[Written request]
Rewrite the lines below as a JSON list of strings, one string per line, with blank lines left out. Begin at the line that contains "y-tick-label: 3008 xyxy=(2,251,15,279)" and stop after the line that contains "x-tick-label: 14:08 xyxy=(385,402,417,415)".

[Data to process]
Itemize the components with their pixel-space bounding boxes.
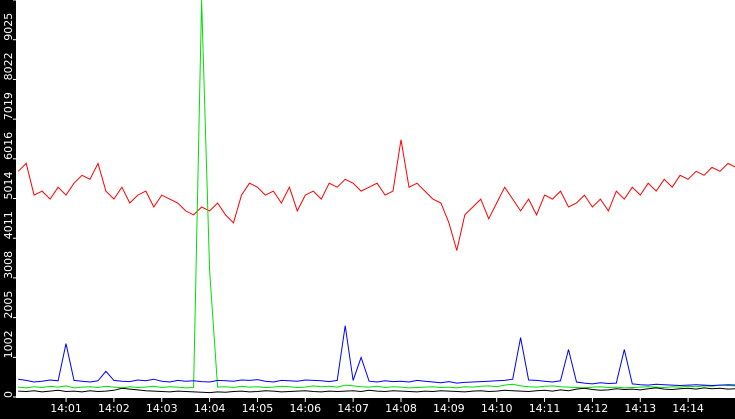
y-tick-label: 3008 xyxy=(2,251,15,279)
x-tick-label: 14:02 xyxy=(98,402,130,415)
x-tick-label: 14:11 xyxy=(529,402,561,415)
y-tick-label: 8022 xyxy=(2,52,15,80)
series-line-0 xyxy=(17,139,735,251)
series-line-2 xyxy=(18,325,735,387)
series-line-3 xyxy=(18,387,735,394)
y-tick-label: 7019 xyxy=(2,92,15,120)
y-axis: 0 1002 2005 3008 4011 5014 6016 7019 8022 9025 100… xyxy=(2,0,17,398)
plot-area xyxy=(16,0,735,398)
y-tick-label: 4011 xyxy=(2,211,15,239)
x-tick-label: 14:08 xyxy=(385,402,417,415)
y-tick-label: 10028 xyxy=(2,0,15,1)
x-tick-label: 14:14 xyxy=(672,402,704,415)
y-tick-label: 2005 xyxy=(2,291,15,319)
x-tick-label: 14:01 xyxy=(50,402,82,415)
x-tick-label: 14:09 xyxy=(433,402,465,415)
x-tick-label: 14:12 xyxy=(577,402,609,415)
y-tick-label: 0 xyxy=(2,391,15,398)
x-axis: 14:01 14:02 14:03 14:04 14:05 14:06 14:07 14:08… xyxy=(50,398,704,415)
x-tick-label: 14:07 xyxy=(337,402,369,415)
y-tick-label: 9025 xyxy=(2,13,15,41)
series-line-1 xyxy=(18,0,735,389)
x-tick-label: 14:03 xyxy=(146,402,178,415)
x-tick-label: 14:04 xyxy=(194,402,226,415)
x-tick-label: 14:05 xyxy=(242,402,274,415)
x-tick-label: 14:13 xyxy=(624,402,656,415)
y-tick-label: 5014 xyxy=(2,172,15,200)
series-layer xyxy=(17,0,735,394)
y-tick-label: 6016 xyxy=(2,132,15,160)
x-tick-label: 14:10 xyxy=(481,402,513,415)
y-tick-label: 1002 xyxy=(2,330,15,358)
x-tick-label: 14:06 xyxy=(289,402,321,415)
==
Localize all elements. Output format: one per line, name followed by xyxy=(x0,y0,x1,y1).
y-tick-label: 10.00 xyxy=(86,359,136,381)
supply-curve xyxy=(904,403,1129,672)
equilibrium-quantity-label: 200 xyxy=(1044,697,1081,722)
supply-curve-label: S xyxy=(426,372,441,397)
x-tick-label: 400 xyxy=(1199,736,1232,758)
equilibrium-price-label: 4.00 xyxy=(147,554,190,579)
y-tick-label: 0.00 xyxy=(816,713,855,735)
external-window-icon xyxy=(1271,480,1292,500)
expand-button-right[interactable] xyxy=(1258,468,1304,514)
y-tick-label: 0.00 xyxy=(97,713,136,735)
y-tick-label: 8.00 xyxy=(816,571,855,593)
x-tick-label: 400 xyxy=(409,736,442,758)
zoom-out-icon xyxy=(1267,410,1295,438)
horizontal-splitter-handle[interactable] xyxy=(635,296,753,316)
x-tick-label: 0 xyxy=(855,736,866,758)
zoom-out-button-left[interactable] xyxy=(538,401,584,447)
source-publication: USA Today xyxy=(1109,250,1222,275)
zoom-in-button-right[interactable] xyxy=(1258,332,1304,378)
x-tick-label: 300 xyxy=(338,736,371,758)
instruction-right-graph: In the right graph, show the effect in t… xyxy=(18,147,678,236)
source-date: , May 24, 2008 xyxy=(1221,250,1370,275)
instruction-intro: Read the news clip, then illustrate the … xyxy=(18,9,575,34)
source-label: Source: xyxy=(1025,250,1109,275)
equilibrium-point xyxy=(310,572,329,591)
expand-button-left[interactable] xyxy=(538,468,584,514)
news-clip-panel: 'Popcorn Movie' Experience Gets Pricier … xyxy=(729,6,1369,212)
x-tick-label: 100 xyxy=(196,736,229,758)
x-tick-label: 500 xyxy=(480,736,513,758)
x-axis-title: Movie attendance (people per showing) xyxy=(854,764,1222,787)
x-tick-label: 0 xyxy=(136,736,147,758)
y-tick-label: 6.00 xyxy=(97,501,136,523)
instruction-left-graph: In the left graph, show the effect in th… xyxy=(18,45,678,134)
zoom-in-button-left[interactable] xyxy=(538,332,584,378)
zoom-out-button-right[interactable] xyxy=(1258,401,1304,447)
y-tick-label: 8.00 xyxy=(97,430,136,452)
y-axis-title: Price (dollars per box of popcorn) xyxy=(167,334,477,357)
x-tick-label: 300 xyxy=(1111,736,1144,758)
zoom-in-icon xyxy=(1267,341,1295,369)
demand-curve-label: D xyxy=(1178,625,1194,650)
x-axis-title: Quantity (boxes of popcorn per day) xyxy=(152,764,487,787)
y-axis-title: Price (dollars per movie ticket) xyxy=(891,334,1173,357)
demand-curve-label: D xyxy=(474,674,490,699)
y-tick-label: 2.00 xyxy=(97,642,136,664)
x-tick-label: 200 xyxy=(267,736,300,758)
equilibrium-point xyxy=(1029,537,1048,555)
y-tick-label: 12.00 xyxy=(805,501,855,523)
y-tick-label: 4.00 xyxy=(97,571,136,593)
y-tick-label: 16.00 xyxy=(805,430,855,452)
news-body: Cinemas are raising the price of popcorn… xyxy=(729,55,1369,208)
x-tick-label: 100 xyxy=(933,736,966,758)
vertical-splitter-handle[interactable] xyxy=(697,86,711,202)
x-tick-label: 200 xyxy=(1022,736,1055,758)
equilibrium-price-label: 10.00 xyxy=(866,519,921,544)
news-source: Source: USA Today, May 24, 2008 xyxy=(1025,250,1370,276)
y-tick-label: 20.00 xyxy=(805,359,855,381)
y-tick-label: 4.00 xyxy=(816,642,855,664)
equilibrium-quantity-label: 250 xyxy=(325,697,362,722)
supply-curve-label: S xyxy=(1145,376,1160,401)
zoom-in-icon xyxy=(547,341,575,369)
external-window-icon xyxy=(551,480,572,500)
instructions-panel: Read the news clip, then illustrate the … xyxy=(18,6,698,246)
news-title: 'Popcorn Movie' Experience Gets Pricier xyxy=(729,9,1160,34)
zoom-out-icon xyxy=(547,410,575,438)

[Exercise response]
[
  "y-tick-label: 3008 xyxy=(2,251,15,279)",
  "x-tick-label: 14:02 xyxy=(98,402,130,415)",
  "x-tick-label: 14:11 xyxy=(529,402,561,415)",
  "y-tick-label: 8022 xyxy=(2,52,15,80)",
  "series-line-0 xyxy=(17,139,735,251)",
  "series-line-2 xyxy=(18,325,735,387)",
  "series-line-3 xyxy=(18,387,735,394)",
  "y-tick-label: 7019 xyxy=(2,92,15,120)",
  "y-axis: 0 1002 2005 3008 4011 5014 6016 7019 8022 9025 100… xyxy=(2,0,17,398)",
  "plot-area xyxy=(16,0,735,398)",
  "y-tick-label: 4011 xyxy=(2,211,15,239)",
  "x-tick-label: 14:08 xyxy=(385,402,417,415)"
]